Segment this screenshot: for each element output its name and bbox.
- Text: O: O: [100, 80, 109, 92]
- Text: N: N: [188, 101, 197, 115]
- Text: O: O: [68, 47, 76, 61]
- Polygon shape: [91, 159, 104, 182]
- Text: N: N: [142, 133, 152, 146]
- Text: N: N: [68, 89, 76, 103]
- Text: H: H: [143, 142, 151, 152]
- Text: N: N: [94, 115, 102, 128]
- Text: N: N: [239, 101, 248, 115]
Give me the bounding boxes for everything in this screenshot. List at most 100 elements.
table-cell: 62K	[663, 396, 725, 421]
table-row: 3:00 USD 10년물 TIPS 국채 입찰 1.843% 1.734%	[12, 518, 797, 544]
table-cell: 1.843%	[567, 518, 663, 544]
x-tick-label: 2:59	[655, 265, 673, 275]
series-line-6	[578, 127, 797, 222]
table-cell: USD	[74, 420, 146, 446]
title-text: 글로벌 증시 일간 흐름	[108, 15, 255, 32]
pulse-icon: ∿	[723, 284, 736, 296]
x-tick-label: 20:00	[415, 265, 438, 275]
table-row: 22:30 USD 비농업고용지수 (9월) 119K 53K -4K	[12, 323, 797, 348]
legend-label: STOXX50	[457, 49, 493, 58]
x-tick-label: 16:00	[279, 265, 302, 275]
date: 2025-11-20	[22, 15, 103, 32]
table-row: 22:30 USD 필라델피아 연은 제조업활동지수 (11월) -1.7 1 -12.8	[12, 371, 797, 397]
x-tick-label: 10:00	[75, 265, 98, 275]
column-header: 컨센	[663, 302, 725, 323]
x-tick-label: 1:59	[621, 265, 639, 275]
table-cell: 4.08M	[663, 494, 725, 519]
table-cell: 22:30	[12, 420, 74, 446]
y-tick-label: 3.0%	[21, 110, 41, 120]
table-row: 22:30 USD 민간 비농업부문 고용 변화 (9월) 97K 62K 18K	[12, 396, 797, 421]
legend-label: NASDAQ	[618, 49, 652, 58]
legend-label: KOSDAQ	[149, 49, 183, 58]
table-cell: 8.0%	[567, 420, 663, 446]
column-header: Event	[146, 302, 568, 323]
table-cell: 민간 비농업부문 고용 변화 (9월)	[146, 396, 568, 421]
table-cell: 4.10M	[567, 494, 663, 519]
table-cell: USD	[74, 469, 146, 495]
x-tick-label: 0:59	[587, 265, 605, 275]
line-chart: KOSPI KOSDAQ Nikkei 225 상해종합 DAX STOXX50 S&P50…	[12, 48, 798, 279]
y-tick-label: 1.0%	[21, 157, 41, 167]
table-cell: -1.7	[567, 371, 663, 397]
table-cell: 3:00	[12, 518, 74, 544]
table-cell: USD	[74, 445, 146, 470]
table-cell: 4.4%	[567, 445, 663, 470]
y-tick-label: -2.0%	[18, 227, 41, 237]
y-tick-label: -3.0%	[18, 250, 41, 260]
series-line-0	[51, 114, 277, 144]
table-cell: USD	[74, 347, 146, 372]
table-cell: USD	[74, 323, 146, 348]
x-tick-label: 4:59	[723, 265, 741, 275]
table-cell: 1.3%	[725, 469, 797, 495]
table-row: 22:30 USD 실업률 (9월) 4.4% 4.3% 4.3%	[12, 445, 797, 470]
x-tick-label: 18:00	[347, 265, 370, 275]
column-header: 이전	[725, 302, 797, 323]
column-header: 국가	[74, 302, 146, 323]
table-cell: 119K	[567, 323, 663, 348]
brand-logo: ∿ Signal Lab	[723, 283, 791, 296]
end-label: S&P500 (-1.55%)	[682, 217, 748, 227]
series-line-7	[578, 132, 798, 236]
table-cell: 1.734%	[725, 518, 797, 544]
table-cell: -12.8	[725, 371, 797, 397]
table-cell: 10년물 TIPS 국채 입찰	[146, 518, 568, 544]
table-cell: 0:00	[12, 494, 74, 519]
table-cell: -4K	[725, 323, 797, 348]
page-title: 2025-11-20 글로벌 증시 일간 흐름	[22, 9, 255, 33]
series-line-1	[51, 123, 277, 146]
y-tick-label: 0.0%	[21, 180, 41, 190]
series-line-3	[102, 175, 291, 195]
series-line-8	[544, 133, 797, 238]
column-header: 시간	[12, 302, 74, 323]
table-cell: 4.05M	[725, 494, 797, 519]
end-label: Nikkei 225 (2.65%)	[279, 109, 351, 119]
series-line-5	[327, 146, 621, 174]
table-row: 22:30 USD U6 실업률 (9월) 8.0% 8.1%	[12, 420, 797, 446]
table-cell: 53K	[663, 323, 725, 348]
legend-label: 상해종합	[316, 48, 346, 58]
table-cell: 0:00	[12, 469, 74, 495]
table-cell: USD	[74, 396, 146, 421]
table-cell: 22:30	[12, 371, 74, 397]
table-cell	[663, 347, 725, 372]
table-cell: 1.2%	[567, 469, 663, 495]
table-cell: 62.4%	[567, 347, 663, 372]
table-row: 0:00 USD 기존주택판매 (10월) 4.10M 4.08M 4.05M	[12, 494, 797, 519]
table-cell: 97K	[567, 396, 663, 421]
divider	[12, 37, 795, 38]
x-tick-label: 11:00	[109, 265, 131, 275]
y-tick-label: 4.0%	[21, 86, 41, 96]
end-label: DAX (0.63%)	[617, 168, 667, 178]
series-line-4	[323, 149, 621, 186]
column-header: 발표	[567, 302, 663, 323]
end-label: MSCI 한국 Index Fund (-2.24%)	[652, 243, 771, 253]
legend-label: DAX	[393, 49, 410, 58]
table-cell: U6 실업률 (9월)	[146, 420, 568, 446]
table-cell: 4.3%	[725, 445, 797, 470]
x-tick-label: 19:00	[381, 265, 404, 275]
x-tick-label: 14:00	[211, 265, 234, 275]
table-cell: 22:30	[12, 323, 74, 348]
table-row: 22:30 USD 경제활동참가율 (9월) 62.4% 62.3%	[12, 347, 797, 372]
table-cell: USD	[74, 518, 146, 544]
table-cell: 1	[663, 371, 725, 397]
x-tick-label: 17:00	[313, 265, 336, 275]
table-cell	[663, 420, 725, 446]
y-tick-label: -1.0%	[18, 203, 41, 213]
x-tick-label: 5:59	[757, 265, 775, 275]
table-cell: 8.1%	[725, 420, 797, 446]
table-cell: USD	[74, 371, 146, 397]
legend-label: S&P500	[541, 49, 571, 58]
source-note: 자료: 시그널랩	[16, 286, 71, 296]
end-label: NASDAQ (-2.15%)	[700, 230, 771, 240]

**Request**.
Extract every one of the lines above verbatim, keeping them in their original order.

**Answer to the problem**.
Segment this screenshot: for each element output its name and bbox.
- Text: O: O: [100, 80, 109, 92]
- Text: N: N: [188, 101, 197, 115]
- Text: O: O: [68, 47, 76, 61]
- Polygon shape: [91, 159, 104, 182]
- Text: N: N: [142, 133, 152, 146]
- Text: N: N: [68, 89, 76, 103]
- Text: H: H: [143, 142, 151, 152]
- Text: N: N: [94, 115, 102, 128]
- Text: N: N: [239, 101, 248, 115]
Give me the bounding boxes for everything in this screenshot. List at most 100 elements.
table-cell: 62K	[663, 396, 725, 421]
table-row: 3:00 USD 10년물 TIPS 국채 입찰 1.843% 1.734%	[12, 518, 797, 544]
table-cell: 1.843%	[567, 518, 663, 544]
x-tick-label: 2:59	[655, 265, 673, 275]
series-line-6	[578, 127, 797, 222]
table-cell: USD	[74, 420, 146, 446]
title-text: 글로벌 증시 일간 흐름	[108, 15, 255, 32]
pulse-icon: ∿	[723, 284, 736, 296]
x-tick-label: 20:00	[415, 265, 438, 275]
table-row: 22:30 USD 비농업고용지수 (9월) 119K 53K -4K	[12, 323, 797, 348]
legend-label: STOXX50	[457, 49, 493, 58]
x-tick-label: 16:00	[279, 265, 302, 275]
date: 2025-11-20	[22, 15, 103, 32]
table-row: 22:30 USD 필라델피아 연은 제조업활동지수 (11월) -1.7 1 -12.8	[12, 371, 797, 397]
x-tick-label: 10:00	[75, 265, 98, 275]
column-header: 컨센	[663, 302, 725, 323]
x-tick-label: 1:59	[621, 265, 639, 275]
table-cell: 4.08M	[663, 494, 725, 519]
table-cell: 22:30	[12, 420, 74, 446]
y-tick-label: 3.0%	[21, 110, 41, 120]
table-row: 22:30 USD 민간 비농업부문 고용 변화 (9월) 97K 62K 18K	[12, 396, 797, 421]
legend-label: NASDAQ	[618, 49, 652, 58]
legend-label: KOSDAQ	[149, 49, 183, 58]
table-cell: 8.0%	[567, 420, 663, 446]
column-header: Event	[146, 302, 568, 323]
table-cell: 민간 비농업부문 고용 변화 (9월)	[146, 396, 568, 421]
table-cell: 4.10M	[567, 494, 663, 519]
table-cell: USD	[74, 469, 146, 495]
x-tick-label: 0:59	[587, 265, 605, 275]
line-chart: KOSPI KOSDAQ Nikkei 225 상해종합 DAX STOXX50 S&P50…	[12, 48, 798, 279]
y-tick-label: 1.0%	[21, 157, 41, 167]
table-cell: -1.7	[567, 371, 663, 397]
table-cell: 3:00	[12, 518, 74, 544]
table-cell: USD	[74, 445, 146, 470]
table-cell: 4.4%	[567, 445, 663, 470]
y-tick-label: -2.0%	[18, 227, 41, 237]
y-tick-label: -3.0%	[18, 250, 41, 260]
series-line-0	[51, 114, 277, 144]
table-cell: USD	[74, 347, 146, 372]
table-cell: USD	[74, 323, 146, 348]
x-tick-label: 4:59	[723, 265, 741, 275]
table-cell: 1.3%	[725, 469, 797, 495]
table-row: 22:30 USD 실업률 (9월) 4.4% 4.3% 4.3%	[12, 445, 797, 470]
x-tick-label: 18:00	[347, 265, 370, 275]
column-header: 이전	[725, 302, 797, 323]
column-header: 국가	[74, 302, 146, 323]
table-cell: 119K	[567, 323, 663, 348]
brand-logo: ∿ Signal Lab	[723, 283, 791, 296]
end-label: S&P500 (-1.55%)	[682, 217, 748, 227]
series-line-7	[578, 132, 798, 236]
table-cell: 1.734%	[725, 518, 797, 544]
table-cell: -12.8	[725, 371, 797, 397]
table-cell: 10년물 TIPS 국채 입찰	[146, 518, 568, 544]
table-cell: 0:00	[12, 494, 74, 519]
table-cell: -4K	[725, 323, 797, 348]
page-title: 2025-11-20 글로벌 증시 일간 흐름	[22, 9, 255, 33]
series-line-1	[51, 123, 277, 146]
y-tick-label: 0.0%	[21, 180, 41, 190]
series-line-3	[102, 175, 291, 195]
series-line-8	[544, 133, 797, 238]
column-header: 시간	[12, 302, 74, 323]
table-cell: 4.05M	[725, 494, 797, 519]
end-label: Nikkei 225 (2.65%)	[279, 109, 351, 119]
series-line-5	[327, 146, 621, 174]
table-row: 22:30 USD U6 실업률 (9월) 8.0% 8.1%	[12, 420, 797, 446]
table-cell: 53K	[663, 323, 725, 348]
legend-label: 상해종합	[316, 48, 346, 58]
table-cell: 0:00	[12, 469, 74, 495]
table-cell: USD	[74, 396, 146, 421]
table-cell: 22:30	[12, 371, 74, 397]
table-cell	[663, 347, 725, 372]
table-cell: 1.2%	[567, 469, 663, 495]
table-cell: 62.4%	[567, 347, 663, 372]
table-row: 0:00 USD 기존주택판매 (10월) 4.10M 4.08M 4.05M	[12, 494, 797, 519]
table-cell: 97K	[567, 396, 663, 421]
divider	[12, 37, 795, 38]
x-tick-label: 11:00	[109, 265, 131, 275]
y-tick-label: 4.0%	[21, 86, 41, 96]
end-label: DAX (0.63%)	[617, 168, 667, 178]
series-line-4	[323, 149, 621, 186]
column-header: 발표	[567, 302, 663, 323]
end-label: MSCI 한국 Index Fund (-2.24%)	[652, 243, 771, 253]
legend-label: DAX	[393, 49, 410, 58]
table-cell: U6 실업률 (9월)	[146, 420, 568, 446]
table-cell: 4.3%	[725, 445, 797, 470]
x-tick-label: 19:00	[381, 265, 404, 275]
x-tick-label: 14:00	[211, 265, 234, 275]
table-cell: 22:30	[12, 323, 74, 348]
table-row: 22:30 USD 경제활동참가율 (9월) 62.4% 62.3%	[12, 347, 797, 372]
table-cell: USD	[74, 518, 146, 544]
table-cell: 1	[663, 371, 725, 397]
x-tick-label: 17:00	[313, 265, 336, 275]
table-cell	[663, 420, 725, 446]
y-tick-label: -1.0%	[18, 203, 41, 213]
x-tick-label: 5:59	[757, 265, 775, 275]
table-cell: 8.1%	[725, 420, 797, 446]
table-cell: USD	[74, 371, 146, 397]
legend-label: S&P500	[541, 49, 571, 58]
source-note: 자료: 시그널랩	[16, 286, 71, 296]
end-label: NASDAQ (-2.15%)	[700, 230, 771, 240]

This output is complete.